Written task
The listing must be reproduced in full, exactly as it stands.

::::

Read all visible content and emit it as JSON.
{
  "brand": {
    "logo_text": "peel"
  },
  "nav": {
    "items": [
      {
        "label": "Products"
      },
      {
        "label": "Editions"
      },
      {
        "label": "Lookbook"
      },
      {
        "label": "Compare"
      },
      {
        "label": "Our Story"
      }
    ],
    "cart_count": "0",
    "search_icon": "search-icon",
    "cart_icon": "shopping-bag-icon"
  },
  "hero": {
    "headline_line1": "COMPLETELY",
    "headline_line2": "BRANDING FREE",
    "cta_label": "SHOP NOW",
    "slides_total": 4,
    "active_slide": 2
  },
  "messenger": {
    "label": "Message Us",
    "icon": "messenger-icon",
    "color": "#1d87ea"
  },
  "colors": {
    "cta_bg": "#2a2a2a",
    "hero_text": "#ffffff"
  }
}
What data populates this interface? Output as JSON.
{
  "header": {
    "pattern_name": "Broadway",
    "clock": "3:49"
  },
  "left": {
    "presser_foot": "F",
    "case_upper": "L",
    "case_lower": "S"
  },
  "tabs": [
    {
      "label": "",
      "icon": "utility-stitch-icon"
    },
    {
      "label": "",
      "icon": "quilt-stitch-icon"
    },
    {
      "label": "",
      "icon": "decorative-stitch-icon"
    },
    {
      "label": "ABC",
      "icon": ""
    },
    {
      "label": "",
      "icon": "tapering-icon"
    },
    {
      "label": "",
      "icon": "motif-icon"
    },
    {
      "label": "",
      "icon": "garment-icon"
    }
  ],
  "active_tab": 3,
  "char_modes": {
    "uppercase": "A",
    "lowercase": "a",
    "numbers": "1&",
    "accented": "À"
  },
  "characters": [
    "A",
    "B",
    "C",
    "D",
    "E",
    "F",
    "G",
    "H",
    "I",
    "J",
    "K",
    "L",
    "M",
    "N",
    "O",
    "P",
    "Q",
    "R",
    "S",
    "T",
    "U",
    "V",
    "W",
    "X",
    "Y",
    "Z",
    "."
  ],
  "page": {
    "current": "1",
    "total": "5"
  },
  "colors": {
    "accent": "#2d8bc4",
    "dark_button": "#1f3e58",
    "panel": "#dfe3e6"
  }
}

::::

Reply
Read all visible content and emit it as JSON.
{
  "brand": {
    "logo_text": "peel"
  },
  "nav": {
    "items": [
      {
        "label": "Products"
      },
      {
        "label": "Editions"
      },
      {
        "label": "Lookbook"
      },
      {
        "label": "Compare"
      },
      {
        "label": "Our Story"
      }
    ],
    "cart_count": "0",
    "search_icon": "search-icon",
    "cart_icon": "shopping-bag-icon"
  },
  "hero": {
    "headline_line1": "COMPLETELY",
    "headline_line2": "BRANDING FREE",
    "cta_label": "SHOP NOW",
    "slides_total": 4,
    "active_slide": 2
  },
  "messenger": {
    "label": "Message Us",
    "icon": "messenger-icon",
    "color": "#1d87ea"
  },
  "colors": {
    "cta_bg": "#2a2a2a",
    "hero_text": "#ffffff"
  }
}
What data populates this interface? Output as JSON.
{
  "header": {
    "pattern_name": "Broadway",
    "clock": "3:49"
  },
  "left": {
    "presser_foot": "F",
    "case_upper": "L",
    "case_lower": "S"
  },
  "tabs": [
    {
      "label": "",
      "icon": "utility-stitch-icon"
    },
    {
      "label": "",
      "icon": "quilt-stitch-icon"
    },
    {
      "label": "",
      "icon": "decorative-stitch-icon"
    },
    {
      "label": "ABC",
      "icon": ""
    },
    {
      "label": "",
      "icon": "tapering-icon"
    },
    {
      "label": "",
      "icon": "motif-icon"
    },
    {
      "label": "",
      "icon": "garment-icon"
    }
  ],
  "active_tab": 3,
  "char_modes": {
    "uppercase": "A",
    "lowercase": "a",
    "numbers": "1&",
    "accented": "À"
  },
  "characters": [
    "A",
    "B",
    "C",
    "D",
    "E",
    "F",
    "G",
    "H",
    "I",
    "J",
    "K",
    "L",
    "M",
    "N",
    "O",
    "P",
    "Q",
    "R",
    "S",
    "T",
    "U",
    "V",
    "W",
    "X",
    "Y",
    "Z",
    "."
  ],
  "page": {
    "current": "1",
    "total": "5"
  },
  "colors": {
    "accent": "#2d8bc4",
    "dark_button": "#1f3e58",
    "panel": "#dfe3e6"
  }
}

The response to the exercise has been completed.